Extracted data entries
§ §
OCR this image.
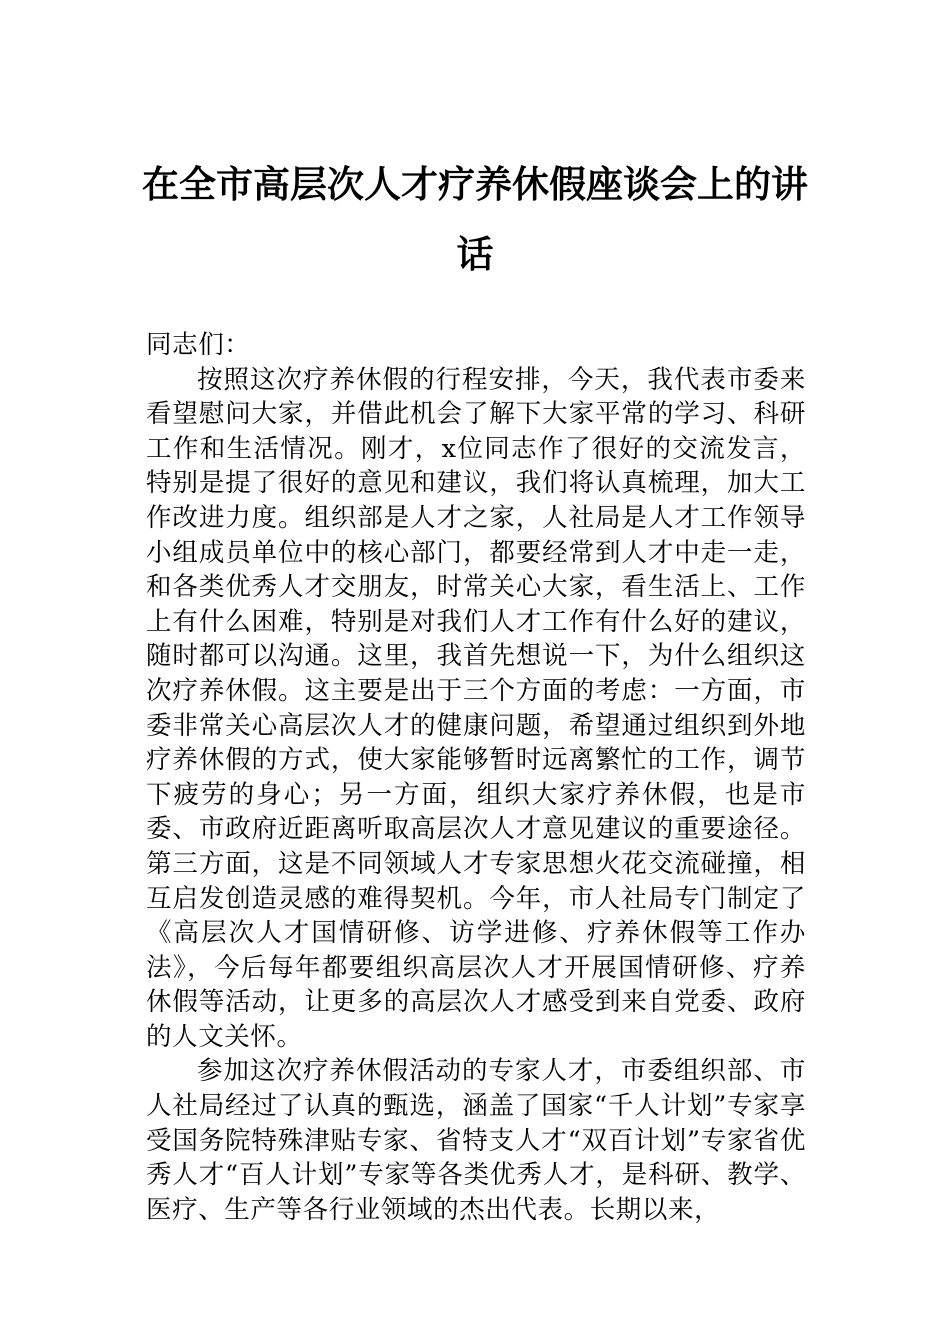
在全市高层次人才疗养休假座谈会上的讲
话

同志们：

按照这次疗养休假的行程安排，今天，我代表市委来看望慰问大家，并借此机会了解下大家平常的学习、科研工作和生活情况。刚才，x位同志作了很好的交流发言，特别是提了很好的意见和建议，我们将认真梳理，加大工作改进力度。组织部是人才之家，人社局是人才工作领导小组成员单位中的核心部门，都要经常到人才中走一走，和各类优秀人才交朋友，时常关心大家，看生活上、工作上有什么困难，特别是对我们人才工作有什么好的建议，随时都可以沟通。这里，我首先想说一下，为什么组织这次疗养休假。这主要是出于三个方面的考虑：一方面，市委非常关心高层次人才的健康问题，希望通过组织到外地疗养休假的方式，使大家能够暂时远离繁忙的工作，调节下疲劳的身心；另一方面，组织大家疗养休假，也是市委、市政府近距离听取高层次人才意见建议的重要途径。第三方面，这是不同领域人才专家思想火花交流碰撞，相互启发创造灵感的难得契机。今年，市人社局专门制定了《高层次人才国情研修、访学进修、疗养休假等工作办法》，今后每年都要组织高层次人才开展国情研修、疗养休假等活动，让更多的高层次人才感受到来自党委、政府的人文关怀。

参加这次疗养休假活动的专家人才，市委组织部、市人社局经过了认真的甄选，涵盖了国家“千人计划”专家享受国务院特殊津贴专家、省特支人才“双百计划”专家省优秀人才“百人计划”专家等各类优秀人才，是科研、教学、医疗、生产等各行业领域的杰出代表。长期以来，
§ §
_EXERCISE TASK_
Extract the text of all the records above verbatim, excluding pictures.

_OUTPUT_
OCR this image.
在全市高层次人才疗养休假座谈会上的讲
话

同志们：

按照这次疗养休假的行程安排，今天，我代表市委来看望慰问大家，并借此机会了解下大家平常的学习、科研工作和生活情况。刚才，x位同志作了很好的交流发言，特别是提了很好的意见和建议，我们将认真梳理，加大工作改进力度。组织部是人才之家，人社局是人才工作领导小组成员单位中的核心部门，都要经常到人才中走一走，和各类优秀人才交朋友，时常关心大家，看生活上、工作上有什么困难，特别是对我们人才工作有什么好的建议，随时都可以沟通。这里，我首先想说一下，为什么组织这次疗养休假。这主要是出于三个方面的考虑：一方面，市委非常关心高层次人才的健康问题，希望通过组织到外地疗养休假的方式，使大家能够暂时远离繁忙的工作，调节下疲劳的身心；另一方面，组织大家疗养休假，也是市委、市政府近距离听取高层次人才意见建议的重要途径。第三方面，这是不同领域人才专家思想火花交流碰撞，相互启发创造灵感的难得契机。今年，市人社局专门制定了《高层次人才国情研修、访学进修、疗养休假等工作办法》，今后每年都要组织高层次人才开展国情研修、疗养休假等活动，让更多的高层次人才感受到来自党委、政府的人文关怀。

参加这次疗养休假活动的专家人才，市委组织部、市人社局经过了认真的甄选，涵盖了国家“千人计划”专家享受国务院特殊津贴专家、省特支人才“双百计划”专家省优秀人才“百人计划”专家等各类优秀人才，是科研、教学、医疗、生产等各行业领域的杰出代表。长期以来，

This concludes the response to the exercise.